Dataset listings of figures
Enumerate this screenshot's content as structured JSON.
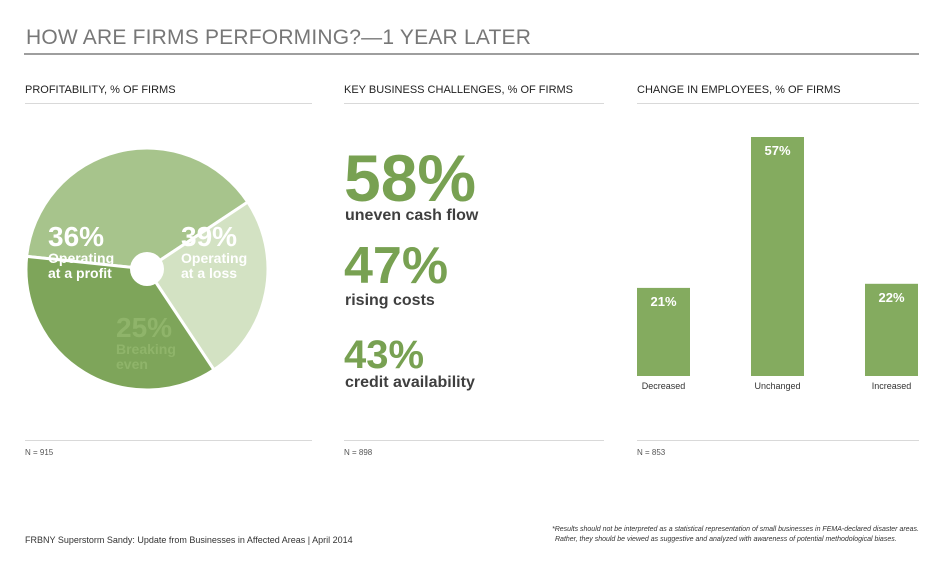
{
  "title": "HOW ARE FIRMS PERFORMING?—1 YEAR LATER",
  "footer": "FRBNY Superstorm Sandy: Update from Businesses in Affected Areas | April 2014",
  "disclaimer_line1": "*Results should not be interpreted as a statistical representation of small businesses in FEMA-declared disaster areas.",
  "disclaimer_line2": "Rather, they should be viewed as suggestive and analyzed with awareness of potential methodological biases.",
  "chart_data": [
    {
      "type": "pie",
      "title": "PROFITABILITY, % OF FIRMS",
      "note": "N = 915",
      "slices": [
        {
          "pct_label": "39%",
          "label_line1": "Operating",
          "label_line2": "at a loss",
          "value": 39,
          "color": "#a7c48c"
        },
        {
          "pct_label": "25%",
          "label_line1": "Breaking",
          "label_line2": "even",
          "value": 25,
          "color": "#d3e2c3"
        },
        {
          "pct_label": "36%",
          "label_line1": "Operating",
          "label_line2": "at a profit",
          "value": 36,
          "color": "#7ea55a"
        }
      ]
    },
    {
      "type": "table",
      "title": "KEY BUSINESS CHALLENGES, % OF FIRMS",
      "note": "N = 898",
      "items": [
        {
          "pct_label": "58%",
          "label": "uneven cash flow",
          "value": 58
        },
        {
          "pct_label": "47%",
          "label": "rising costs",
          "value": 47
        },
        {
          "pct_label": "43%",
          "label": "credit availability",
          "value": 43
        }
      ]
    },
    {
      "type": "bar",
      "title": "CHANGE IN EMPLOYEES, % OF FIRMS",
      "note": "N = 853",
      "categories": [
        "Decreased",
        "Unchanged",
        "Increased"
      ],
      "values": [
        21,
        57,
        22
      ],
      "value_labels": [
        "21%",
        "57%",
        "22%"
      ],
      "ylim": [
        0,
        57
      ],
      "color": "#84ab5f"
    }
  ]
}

...

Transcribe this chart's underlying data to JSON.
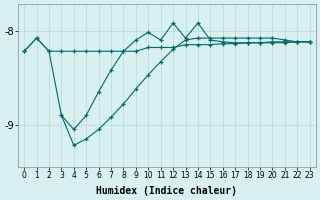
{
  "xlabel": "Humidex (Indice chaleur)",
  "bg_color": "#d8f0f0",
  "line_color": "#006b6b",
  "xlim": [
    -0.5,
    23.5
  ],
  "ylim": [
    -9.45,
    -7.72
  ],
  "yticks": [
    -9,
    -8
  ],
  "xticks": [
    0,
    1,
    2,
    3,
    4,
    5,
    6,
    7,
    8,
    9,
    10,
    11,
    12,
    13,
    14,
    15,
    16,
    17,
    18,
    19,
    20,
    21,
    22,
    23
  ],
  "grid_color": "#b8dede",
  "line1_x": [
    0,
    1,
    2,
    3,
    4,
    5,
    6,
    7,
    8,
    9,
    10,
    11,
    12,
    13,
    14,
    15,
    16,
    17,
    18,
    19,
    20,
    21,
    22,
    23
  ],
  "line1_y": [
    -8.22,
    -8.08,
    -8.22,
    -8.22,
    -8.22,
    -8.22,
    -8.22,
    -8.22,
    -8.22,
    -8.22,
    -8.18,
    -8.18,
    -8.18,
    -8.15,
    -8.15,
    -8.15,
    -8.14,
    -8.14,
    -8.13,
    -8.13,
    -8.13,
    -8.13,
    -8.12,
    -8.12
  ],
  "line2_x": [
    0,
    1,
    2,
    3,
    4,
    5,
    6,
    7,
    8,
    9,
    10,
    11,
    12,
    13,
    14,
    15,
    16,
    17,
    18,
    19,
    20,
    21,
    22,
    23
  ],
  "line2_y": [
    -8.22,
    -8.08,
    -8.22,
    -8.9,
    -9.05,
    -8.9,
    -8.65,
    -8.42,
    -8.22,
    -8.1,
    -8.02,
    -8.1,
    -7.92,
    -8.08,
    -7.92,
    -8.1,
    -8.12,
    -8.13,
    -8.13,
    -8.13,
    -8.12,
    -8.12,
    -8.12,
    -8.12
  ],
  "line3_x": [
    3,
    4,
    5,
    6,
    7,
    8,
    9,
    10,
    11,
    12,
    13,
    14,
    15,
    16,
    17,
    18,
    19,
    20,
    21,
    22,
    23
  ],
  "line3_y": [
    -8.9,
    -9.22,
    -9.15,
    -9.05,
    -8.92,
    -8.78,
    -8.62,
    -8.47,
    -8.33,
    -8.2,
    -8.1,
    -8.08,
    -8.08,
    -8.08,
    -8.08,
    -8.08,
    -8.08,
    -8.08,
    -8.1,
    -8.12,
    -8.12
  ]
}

[WRITTEN REQUEST] Locate the word "should" in the records above, and return each line that has it.

[ANSWER TO THIS PROBLEM]
  "disclaimer_line1": "*Results should not be interpreted as a statistical representation of small businesses in FEMA-declared disaster areas.",
  "disclaimer_line2": "Rather, they should be viewed as suggestive and analyzed with awareness of potential methodological biases.",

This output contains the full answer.